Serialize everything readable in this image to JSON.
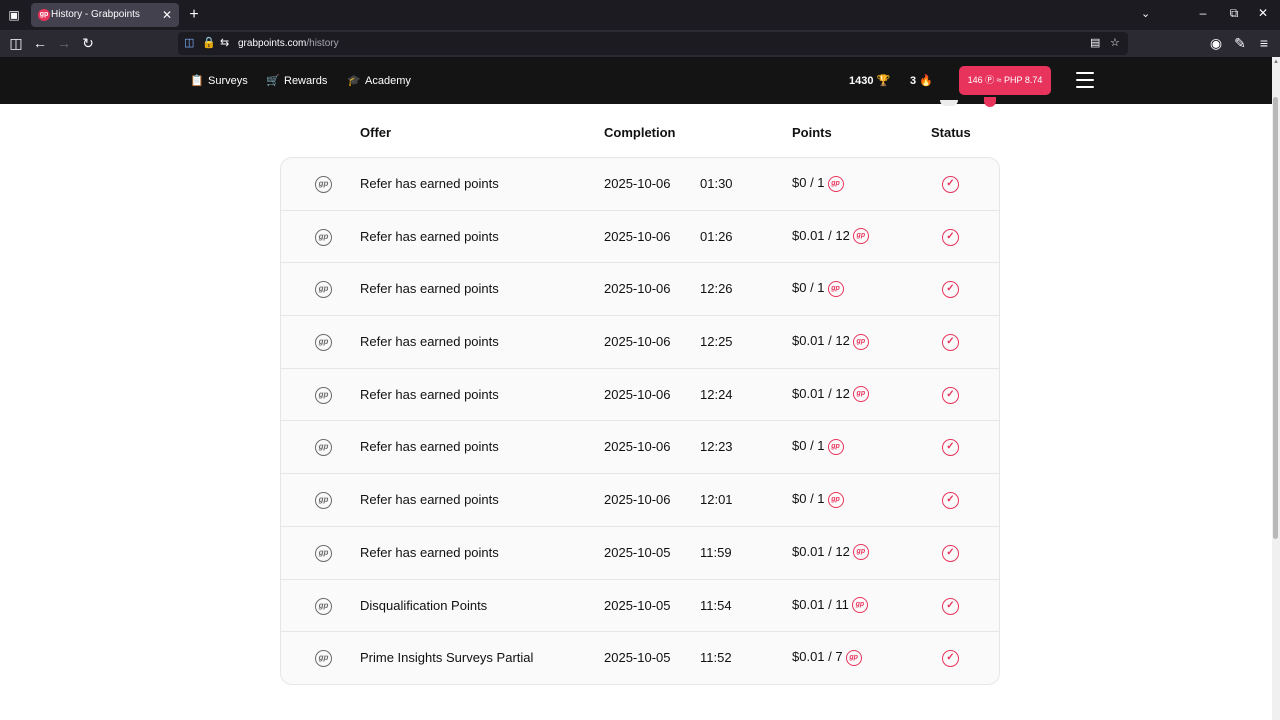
{
  "browser": {
    "tab_title": "History - Grabpoints",
    "tab_favicon_text": "gp",
    "url_domain": "grabpoints.com",
    "url_path": "/history"
  },
  "site": {
    "nav": [
      {
        "label": "Surveys",
        "icon": "clipboard-icon"
      },
      {
        "label": "Rewards",
        "icon": "cart-icon"
      },
      {
        "label": "Academy",
        "icon": "graduation-cap-icon"
      }
    ],
    "points": "1430",
    "streak": "3",
    "balance_label": "146 Ⓟ ≈ PHP 8.74",
    "accent_color": "#e8345d"
  },
  "table": {
    "headers": {
      "offer": "Offer",
      "completion": "Completion",
      "points": "Points",
      "status": "Status"
    },
    "rows": [
      {
        "offer": "Refer has earned points",
        "date": "2025-10-06",
        "time": "01:30",
        "points": "$0 / 1",
        "status": "completed"
      },
      {
        "offer": "Refer has earned points",
        "date": "2025-10-06",
        "time": "01:26",
        "points": "$0.01 / 12",
        "status": "completed"
      },
      {
        "offer": "Refer has earned points",
        "date": "2025-10-06",
        "time": "12:26",
        "points": "$0 / 1",
        "status": "completed"
      },
      {
        "offer": "Refer has earned points",
        "date": "2025-10-06",
        "time": "12:25",
        "points": "$0.01 / 12",
        "status": "completed"
      },
      {
        "offer": "Refer has earned points",
        "date": "2025-10-06",
        "time": "12:24",
        "points": "$0.01 / 12",
        "status": "completed"
      },
      {
        "offer": "Refer has earned points",
        "date": "2025-10-06",
        "time": "12:23",
        "points": "$0 / 1",
        "status": "completed"
      },
      {
        "offer": "Refer has earned points",
        "date": "2025-10-06",
        "time": "12:01",
        "points": "$0 / 1",
        "status": "completed"
      },
      {
        "offer": "Refer has earned points",
        "date": "2025-10-05",
        "time": "11:59",
        "points": "$0.01 / 12",
        "status": "completed"
      },
      {
        "offer": "Disqualification Points",
        "date": "2025-10-05",
        "time": "11:54",
        "points": "$0.01 / 11",
        "status": "completed"
      },
      {
        "offer": "Prime Insights Surveys Partial",
        "date": "2025-10-05",
        "time": "11:52",
        "points": "$0.01 / 7",
        "status": "completed"
      }
    ]
  }
}
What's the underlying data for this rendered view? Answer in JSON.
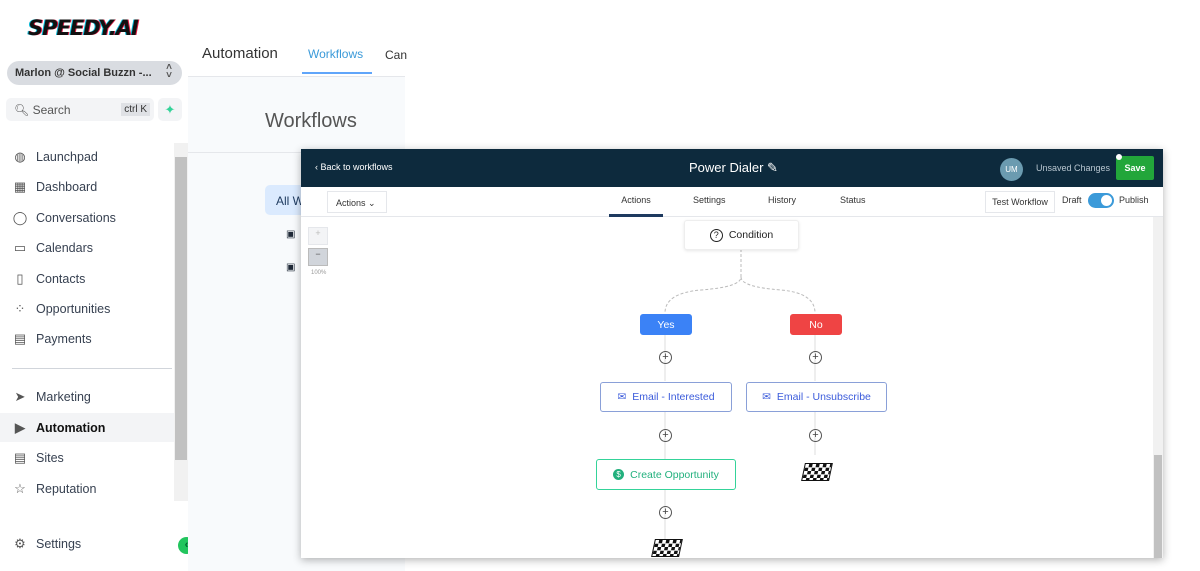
{
  "brand": {
    "logo_text": "SPEEDY.AI"
  },
  "sidebar": {
    "account": "Marlon @ Social Buzzn -...",
    "search_label": "Search",
    "search_shortcut": "ctrl K",
    "items": [
      {
        "label": "Launchpad",
        "icon": "rocket-icon"
      },
      {
        "label": "Dashboard",
        "icon": "grid-icon"
      },
      {
        "label": "Conversations",
        "icon": "chat-icon"
      },
      {
        "label": "Calendars",
        "icon": "calendar-icon"
      },
      {
        "label": "Contacts",
        "icon": "contacts-icon"
      },
      {
        "label": "Opportunities",
        "icon": "opportunities-icon"
      },
      {
        "label": "Payments",
        "icon": "payments-icon"
      },
      {
        "label": "Marketing",
        "icon": "send-icon"
      },
      {
        "label": "Automation",
        "icon": "automation-icon",
        "active": true
      },
      {
        "label": "Sites",
        "icon": "sites-icon"
      },
      {
        "label": "Reputation",
        "icon": "star-icon"
      },
      {
        "label": "Settings",
        "icon": "gear-icon"
      }
    ]
  },
  "background_page": {
    "title": "Automation",
    "tabs": [
      "Workflows",
      "Can"
    ],
    "heading": "Workflows",
    "filter_tab": "All W"
  },
  "modal": {
    "back_label": "Back to workflows",
    "title": "Power Dialer",
    "avatar_initials": "UM",
    "status": "Unsaved Changes",
    "save_label": "Save",
    "actions_dropdown": "Actions",
    "tabs": [
      "Actions",
      "Settings",
      "History",
      "Status"
    ],
    "active_tab": "Actions",
    "test_label": "Test Workflow",
    "draft_label": "Draft",
    "publish_label": "Publish",
    "zoom_level": "100%",
    "nodes": {
      "condition": "Condition",
      "yes": "Yes",
      "no": "No",
      "email_interested": "Email - Interested",
      "email_unsubscribe": "Email - Unsubscribe",
      "create_opportunity": "Create Opportunity"
    },
    "colors": {
      "header": "#0d2a3d",
      "save": "#22a63a",
      "yes": "#3b82f6",
      "no": "#ef4444",
      "opportunity": "#34d399"
    }
  }
}
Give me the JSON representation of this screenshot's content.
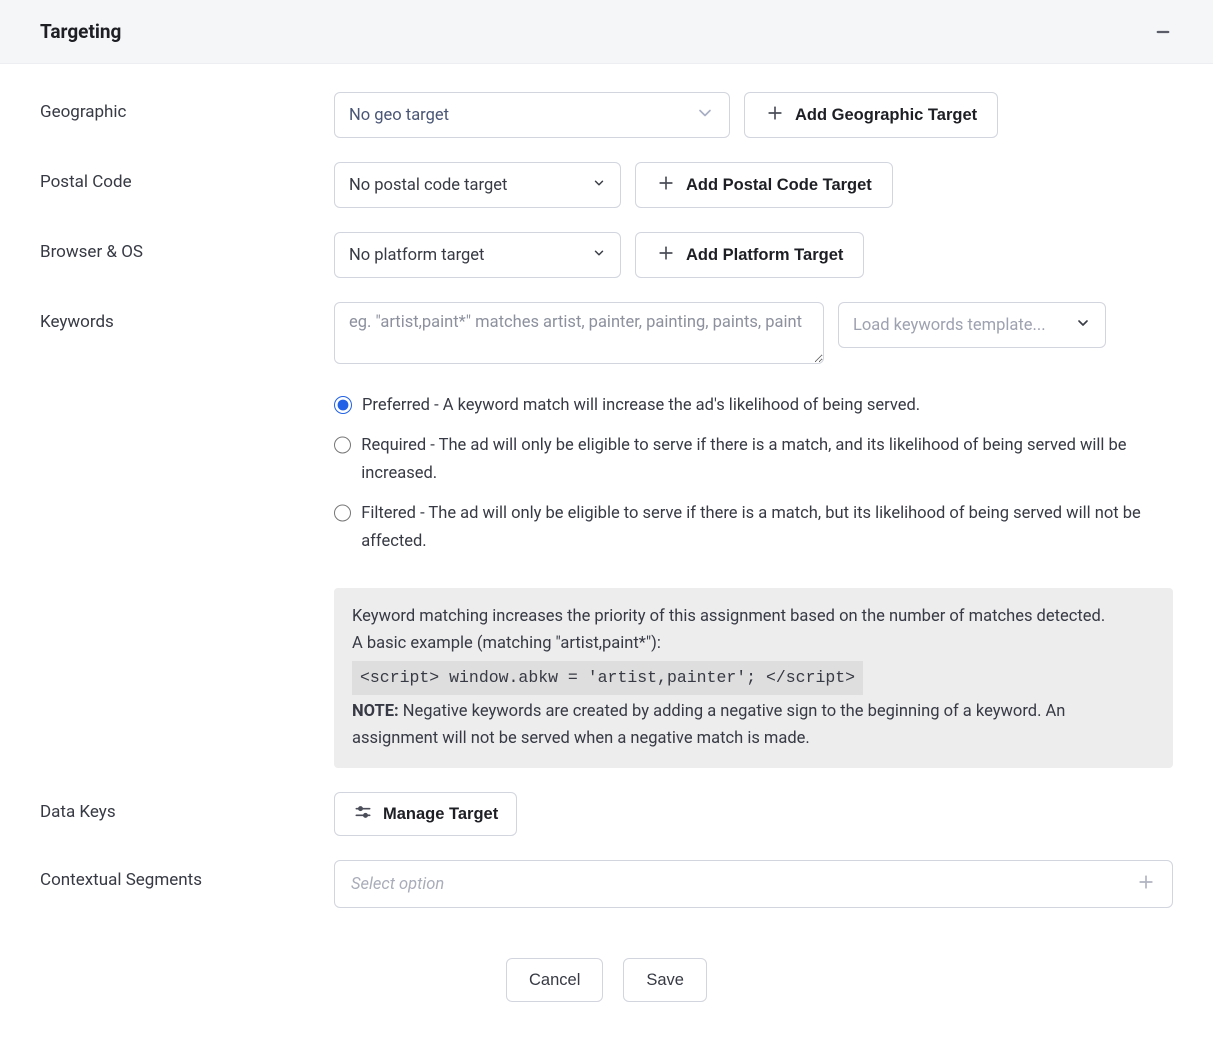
{
  "panel": {
    "title": "Targeting"
  },
  "geographic": {
    "label": "Geographic",
    "select_value": "No geo target",
    "add_button": "Add Geographic Target"
  },
  "postal": {
    "label": "Postal Code",
    "select_value": "No postal code target",
    "add_button": "Add Postal Code Target"
  },
  "browser_os": {
    "label": "Browser & OS",
    "select_value": "No platform target",
    "add_button": "Add Platform Target"
  },
  "keywords": {
    "label": "Keywords",
    "placeholder": "eg. \"artist,paint*\" matches artist, painter, painting, paints, paint",
    "template_button": "Load keywords template...",
    "radio_preferred": "Preferred - A keyword match will increase the ad's likelihood of being served.",
    "radio_required": "Required - The ad will only be eligible to serve if there is a match, and its likelihood of being served will be increased.",
    "radio_filtered": "Filtered - The ad will only be eligible to serve if there is a match, but its likelihood of being served will not be affected.",
    "info_line1": "Keyword matching increases the priority of this assignment based on the number of matches detected.",
    "info_line2": "A basic example (matching \"artist,paint*\"):",
    "info_code": "<script> window.abkw = 'artist,painter'; </script>",
    "info_note_label": "NOTE:",
    "info_note_text": " Negative keywords are created by adding a negative sign to the beginning of a keyword. An assignment will not be served when a negative match is made."
  },
  "data_keys": {
    "label": "Data Keys",
    "button": "Manage Target"
  },
  "contextual": {
    "label": "Contextual Segments",
    "placeholder": "Select option"
  },
  "footer": {
    "cancel": "Cancel",
    "save": "Save"
  }
}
*-*-*
Directions:
Extract the text of all the records above verbatim, excluding pictures.

Task answer:
Serialize everything readable in this image to JSON.
{
  "browser": {
    "tab_title": "History - Grabpoints",
    "tab_favicon_text": "gp",
    "url_domain": "grabpoints.com",
    "url_path": "/history"
  },
  "site": {
    "nav": [
      {
        "label": "Surveys",
        "icon": "clipboard-icon"
      },
      {
        "label": "Rewards",
        "icon": "cart-icon"
      },
      {
        "label": "Academy",
        "icon": "graduation-cap-icon"
      }
    ],
    "points": "1430",
    "streak": "3",
    "balance_label": "146 Ⓟ ≈ PHP 8.74",
    "accent_color": "#e8345d"
  },
  "table": {
    "headers": {
      "offer": "Offer",
      "completion": "Completion",
      "points": "Points",
      "status": "Status"
    },
    "rows": [
      {
        "offer": "Refer has earned points",
        "date": "2025-10-06",
        "time": "01:30",
        "points": "$0 / 1",
        "status": "completed"
      },
      {
        "offer": "Refer has earned points",
        "date": "2025-10-06",
        "time": "01:26",
        "points": "$0.01 / 12",
        "status": "completed"
      },
      {
        "offer": "Refer has earned points",
        "date": "2025-10-06",
        "time": "12:26",
        "points": "$0 / 1",
        "status": "completed"
      },
      {
        "offer": "Refer has earned points",
        "date": "2025-10-06",
        "time": "12:25",
        "points": "$0.01 / 12",
        "status": "completed"
      },
      {
        "offer": "Refer has earned points",
        "date": "2025-10-06",
        "time": "12:24",
        "points": "$0.01 / 12",
        "status": "completed"
      },
      {
        "offer": "Refer has earned points",
        "date": "2025-10-06",
        "time": "12:23",
        "points": "$0 / 1",
        "status": "completed"
      },
      {
        "offer": "Refer has earned points",
        "date": "2025-10-06",
        "time": "12:01",
        "points": "$0 / 1",
        "status": "completed"
      },
      {
        "offer": "Refer has earned points",
        "date": "2025-10-05",
        "time": "11:59",
        "points": "$0.01 / 12",
        "status": "completed"
      },
      {
        "offer": "Disqualification Points",
        "date": "2025-10-05",
        "time": "11:54",
        "points": "$0.01 / 11",
        "status": "completed"
      },
      {
        "offer": "Prime Insights Surveys Partial",
        "date": "2025-10-05",
        "time": "11:52",
        "points": "$0.01 / 7",
        "status": "completed"
      }
    ]
  }
}
What's the underlying data for this rendered view? Answer in JSON.
{
  "brand": {
    "logo_text": "SPEEDY.AI"
  },
  "sidebar": {
    "account": "Marlon @ Social Buzzn -...",
    "search_label": "Search",
    "search_shortcut": "ctrl K",
    "items": [
      {
        "label": "Launchpad",
        "icon": "rocket-icon"
      },
      {
        "label": "Dashboard",
        "icon": "grid-icon"
      },
      {
        "label": "Conversations",
        "icon": "chat-icon"
      },
      {
        "label": "Calendars",
        "icon": "calendar-icon"
      },
      {
        "label": "Contacts",
        "icon": "contacts-icon"
      },
      {
        "label": "Opportunities",
        "icon": "opportunities-icon"
      },
      {
        "label": "Payments",
        "icon": "payments-icon"
      },
      {
        "label": "Marketing",
        "icon": "send-icon"
      },
      {
        "label": "Automation",
        "icon": "automation-icon",
        "active": true
      },
      {
        "label": "Sites",
        "icon": "sites-icon"
      },
      {
        "label": "Reputation",
        "icon": "star-icon"
      },
      {
        "label": "Settings",
        "icon": "gear-icon"
      }
    ]
  },
  "background_page": {
    "title": "Automation",
    "tabs": [
      "Workflows",
      "Can"
    ],
    "heading": "Workflows",
    "filter_tab": "All W"
  },
  "modal": {
    "back_label": "Back to workflows",
    "title": "Power Dialer",
    "avatar_initials": "UM",
    "status": "Unsaved Changes",
    "save_label": "Save",
    "actions_dropdown": "Actions",
    "tabs": [
      "Actions",
      "Settings",
      "History",
      "Status"
    ],
    "active_tab": "Actions",
    "test_label": "Test Workflow",
    "draft_label": "Draft",
    "publish_label": "Publish",
    "zoom_level": "100%",
    "nodes": {
      "condition": "Condition",
      "yes": "Yes",
      "no": "No",
      "email_interested": "Email - Interested",
      "email_unsubscribe": "Email - Unsubscribe",
      "create_opportunity": "Create Opportunity"
    },
    "colors": {
      "header": "#0d2a3d",
      "save": "#22a63a",
      "yes": "#3b82f6",
      "no": "#ef4444",
      "opportunity": "#34d399"
    }
  }
}
Give me the JSON representation of this screenshot's content.
{
  "panel": {
    "title": "Targeting"
  },
  "geographic": {
    "label": "Geographic",
    "select_value": "No geo target",
    "add_button": "Add Geographic Target"
  },
  "postal": {
    "label": "Postal Code",
    "select_value": "No postal code target",
    "add_button": "Add Postal Code Target"
  },
  "browser_os": {
    "label": "Browser & OS",
    "select_value": "No platform target",
    "add_button": "Add Platform Target"
  },
  "keywords": {
    "label": "Keywords",
    "placeholder": "eg. \"artist,paint*\" matches artist, painter, painting, paints, paint",
    "template_button": "Load keywords template...",
    "radio_preferred": "Preferred - A keyword match will increase the ad's likelihood of being served.",
    "radio_required": "Required - The ad will only be eligible to serve if there is a match, and its likelihood of being served will be increased.",
    "radio_filtered": "Filtered - The ad will only be eligible to serve if there is a match, but its likelihood of being served will not be affected.",
    "info_line1": "Keyword matching increases the priority of this assignment based on the number of matches detected.",
    "info_line2": "A basic example (matching \"artist,paint*\"):",
    "info_code": "<script> window.abkw = 'artist,painter'; </script>",
    "info_note_label": "NOTE:",
    "info_note_text": " Negative keywords are created by adding a negative sign to the beginning of a keyword. An assignment will not be served when a negative match is made."
  },
  "data_keys": {
    "label": "Data Keys",
    "button": "Manage Target"
  },
  "contextual": {
    "label": "Contextual Segments",
    "placeholder": "Select option"
  },
  "footer": {
    "cancel": "Cancel",
    "save": "Save"
  }
}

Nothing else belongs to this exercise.